>> Begin

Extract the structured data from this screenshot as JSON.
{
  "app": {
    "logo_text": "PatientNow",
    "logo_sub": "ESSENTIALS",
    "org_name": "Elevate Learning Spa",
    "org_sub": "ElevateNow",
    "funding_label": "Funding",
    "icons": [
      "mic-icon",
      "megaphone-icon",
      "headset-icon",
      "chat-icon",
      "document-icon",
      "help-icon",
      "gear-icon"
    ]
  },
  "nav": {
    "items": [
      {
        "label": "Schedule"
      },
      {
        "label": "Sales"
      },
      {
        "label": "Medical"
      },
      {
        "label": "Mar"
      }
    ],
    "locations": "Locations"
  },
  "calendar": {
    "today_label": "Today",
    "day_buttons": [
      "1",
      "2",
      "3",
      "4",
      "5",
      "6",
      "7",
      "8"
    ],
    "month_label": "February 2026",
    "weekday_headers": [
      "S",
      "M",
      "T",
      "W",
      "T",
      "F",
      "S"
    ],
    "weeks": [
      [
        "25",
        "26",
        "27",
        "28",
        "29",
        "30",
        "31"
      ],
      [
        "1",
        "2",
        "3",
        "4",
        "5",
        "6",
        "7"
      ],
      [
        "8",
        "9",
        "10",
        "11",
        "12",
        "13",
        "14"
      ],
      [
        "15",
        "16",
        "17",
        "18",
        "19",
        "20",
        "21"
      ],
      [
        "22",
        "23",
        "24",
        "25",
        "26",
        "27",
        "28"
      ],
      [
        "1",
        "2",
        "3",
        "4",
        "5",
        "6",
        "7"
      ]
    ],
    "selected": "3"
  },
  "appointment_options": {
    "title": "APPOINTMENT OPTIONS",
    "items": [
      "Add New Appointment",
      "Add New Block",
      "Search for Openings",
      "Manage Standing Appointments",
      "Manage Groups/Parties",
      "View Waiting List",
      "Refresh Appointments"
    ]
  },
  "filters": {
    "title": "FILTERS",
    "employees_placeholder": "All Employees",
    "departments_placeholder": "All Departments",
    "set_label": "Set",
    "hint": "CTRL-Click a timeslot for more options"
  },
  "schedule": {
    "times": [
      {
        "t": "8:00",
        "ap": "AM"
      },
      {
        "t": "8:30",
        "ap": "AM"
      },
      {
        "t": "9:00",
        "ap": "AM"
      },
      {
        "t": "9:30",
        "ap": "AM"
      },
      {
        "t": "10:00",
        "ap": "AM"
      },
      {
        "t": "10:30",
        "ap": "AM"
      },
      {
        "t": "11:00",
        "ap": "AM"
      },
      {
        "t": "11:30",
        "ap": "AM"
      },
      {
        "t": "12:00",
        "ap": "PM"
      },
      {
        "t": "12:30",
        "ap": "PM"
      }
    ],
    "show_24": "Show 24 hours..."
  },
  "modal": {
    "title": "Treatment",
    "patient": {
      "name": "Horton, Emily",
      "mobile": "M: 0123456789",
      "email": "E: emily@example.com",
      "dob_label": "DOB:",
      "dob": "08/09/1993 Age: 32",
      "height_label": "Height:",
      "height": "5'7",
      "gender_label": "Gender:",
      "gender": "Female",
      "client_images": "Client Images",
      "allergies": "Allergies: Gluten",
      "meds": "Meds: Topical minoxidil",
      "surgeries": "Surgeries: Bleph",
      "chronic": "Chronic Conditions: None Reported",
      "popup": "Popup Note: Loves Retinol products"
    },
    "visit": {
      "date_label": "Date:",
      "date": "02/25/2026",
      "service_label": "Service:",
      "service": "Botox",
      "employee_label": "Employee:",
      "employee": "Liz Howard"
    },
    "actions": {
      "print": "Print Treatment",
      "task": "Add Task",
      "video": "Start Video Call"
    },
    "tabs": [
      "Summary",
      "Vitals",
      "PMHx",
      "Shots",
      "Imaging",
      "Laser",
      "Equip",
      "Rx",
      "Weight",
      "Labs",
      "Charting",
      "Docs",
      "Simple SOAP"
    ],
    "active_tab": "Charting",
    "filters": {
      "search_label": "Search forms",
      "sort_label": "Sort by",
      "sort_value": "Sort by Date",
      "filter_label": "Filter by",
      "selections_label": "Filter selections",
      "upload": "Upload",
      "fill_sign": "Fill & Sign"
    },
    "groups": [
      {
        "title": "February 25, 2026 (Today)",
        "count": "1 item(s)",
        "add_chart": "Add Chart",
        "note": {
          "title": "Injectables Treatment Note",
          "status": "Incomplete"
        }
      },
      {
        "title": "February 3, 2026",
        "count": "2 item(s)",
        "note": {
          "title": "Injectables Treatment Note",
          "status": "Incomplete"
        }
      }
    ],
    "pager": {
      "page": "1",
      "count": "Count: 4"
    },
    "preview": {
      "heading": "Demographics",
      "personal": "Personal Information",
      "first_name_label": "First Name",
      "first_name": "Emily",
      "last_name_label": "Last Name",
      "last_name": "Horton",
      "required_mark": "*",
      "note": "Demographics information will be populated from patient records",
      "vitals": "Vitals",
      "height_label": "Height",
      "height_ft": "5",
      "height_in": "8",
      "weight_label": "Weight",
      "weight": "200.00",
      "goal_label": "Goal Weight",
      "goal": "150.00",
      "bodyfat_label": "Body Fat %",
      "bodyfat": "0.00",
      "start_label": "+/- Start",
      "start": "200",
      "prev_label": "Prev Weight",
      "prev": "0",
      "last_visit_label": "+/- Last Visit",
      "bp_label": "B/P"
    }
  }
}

>> End

Give back all the data exactly as written.

§ Final result
Extract the structured data from this screenshot as JSON.
{
  "app": {
    "logo_text": "PatientNow",
    "logo_sub": "ESSENTIALS",
    "org_name": "Elevate Learning Spa",
    "org_sub": "ElevateNow",
    "funding_label": "Funding",
    "icons": [
      "mic-icon",
      "megaphone-icon",
      "headset-icon",
      "chat-icon",
      "document-icon",
      "help-icon",
      "gear-icon"
    ]
  },
  "nav": {
    "items": [
      {
        "label": "Schedule"
      },
      {
        "label": "Sales"
      },
      {
        "label": "Medical"
      },
      {
        "label": "Mar"
      }
    ],
    "locations": "Locations"
  },
  "calendar": {
    "today_label": "Today",
    "day_buttons": [
      "1",
      "2",
      "3",
      "4",
      "5",
      "6",
      "7",
      "8"
    ],
    "month_label": "February 2026",
    "weekday_headers": [
      "S",
      "M",
      "T",
      "W",
      "T",
      "F",
      "S"
    ],
    "weeks": [
      [
        "25",
        "26",
        "27",
        "28",
        "29",
        "30",
        "31"
      ],
      [
        "1",
        "2",
        "3",
        "4",
        "5",
        "6",
        "7"
      ],
      [
        "8",
        "9",
        "10",
        "11",
        "12",
        "13",
        "14"
      ],
      [
        "15",
        "16",
        "17",
        "18",
        "19",
        "20",
        "21"
      ],
      [
        "22",
        "23",
        "24",
        "25",
        "26",
        "27",
        "28"
      ],
      [
        "1",
        "2",
        "3",
        "4",
        "5",
        "6",
        "7"
      ]
    ],
    "selected": "3"
  },
  "appointment_options": {
    "title": "APPOINTMENT OPTIONS",
    "items": [
      "Add New Appointment",
      "Add New Block",
      "Search for Openings",
      "Manage Standing Appointments",
      "Manage Groups/Parties",
      "View Waiting List",
      "Refresh Appointments"
    ]
  },
  "filters": {
    "title": "FILTERS",
    "employees_placeholder": "All Employees",
    "departments_placeholder": "All Departments",
    "set_label": "Set",
    "hint": "CTRL-Click a timeslot for more options"
  },
  "schedule": {
    "times": [
      {
        "t": "8:00",
        "ap": "AM"
      },
      {
        "t": "8:30",
        "ap": "AM"
      },
      {
        "t": "9:00",
        "ap": "AM"
      },
      {
        "t": "9:30",
        "ap": "AM"
      },
      {
        "t": "10:00",
        "ap": "AM"
      },
      {
        "t": "10:30",
        "ap": "AM"
      },
      {
        "t": "11:00",
        "ap": "AM"
      },
      {
        "t": "11:30",
        "ap": "AM"
      },
      {
        "t": "12:00",
        "ap": "PM"
      },
      {
        "t": "12:30",
        "ap": "PM"
      }
    ],
    "show_24": "Show 24 hours..."
  },
  "modal": {
    "title": "Treatment",
    "patient": {
      "name": "Horton, Emily",
      "mobile": "M: 0123456789",
      "email": "E: emily@example.com",
      "dob_label": "DOB:",
      "dob": "08/09/1993 Age: 32",
      "height_label": "Height:",
      "height": "5'7",
      "gender_label": "Gender:",
      "gender": "Female",
      "client_images": "Client Images",
      "allergies": "Allergies: Gluten",
      "meds": "Meds: Topical minoxidil",
      "surgeries": "Surgeries: Bleph",
      "chronic": "Chronic Conditions: None Reported",
      "popup": "Popup Note: Loves Retinol products"
    },
    "visit": {
      "date_label": "Date:",
      "date": "02/25/2026",
      "service_label": "Service:",
      "service": "Botox",
      "employee_label": "Employee:",
      "employee": "Liz Howard"
    },
    "actions": {
      "print": "Print Treatment",
      "task": "Add Task",
      "video": "Start Video Call"
    },
    "tabs": [
      "Summary",
      "Vitals",
      "PMHx",
      "Shots",
      "Imaging",
      "Laser",
      "Equip",
      "Rx",
      "Weight",
      "Labs",
      "Charting",
      "Docs",
      "Simple SOAP"
    ],
    "active_tab": "Charting",
    "filters": {
      "search_label": "Search forms",
      "sort_label": "Sort by",
      "sort_value": "Sort by Date",
      "filter_label": "Filter by",
      "selections_label": "Filter selections",
      "upload": "Upload",
      "fill_sign": "Fill & Sign"
    },
    "groups": [
      {
        "title": "February 25, 2026 (Today)",
        "count": "1 item(s)",
        "add_chart": "Add Chart",
        "note": {
          "title": "Injectables Treatment Note",
          "status": "Incomplete"
        }
      },
      {
        "title": "February 3, 2026",
        "count": "2 item(s)",
        "note": {
          "title": "Injectables Treatment Note",
          "status": "Incomplete"
        }
      }
    ],
    "pager": {
      "page": "1",
      "count": "Count: 4"
    },
    "preview": {
      "heading": "Demographics",
      "personal": "Personal Information",
      "first_name_label": "First Name",
      "first_name": "Emily",
      "last_name_label": "Last Name",
      "last_name": "Horton",
      "required_mark": "*",
      "note": "Demographics information will be populated from patient records",
      "vitals": "Vitals",
      "height_label": "Height",
      "height_ft": "5",
      "height_in": "8",
      "weight_label": "Weight",
      "weight": "200.00",
      "goal_label": "Goal Weight",
      "goal": "150.00",
      "bodyfat_label": "Body Fat %",
      "bodyfat": "0.00",
      "start_label": "+/- Start",
      "start": "200",
      "prev_label": "Prev Weight",
      "prev": "0",
      "last_visit_label": "+/- Last Visit",
      "bp_label": "B/P"
    }
  }
}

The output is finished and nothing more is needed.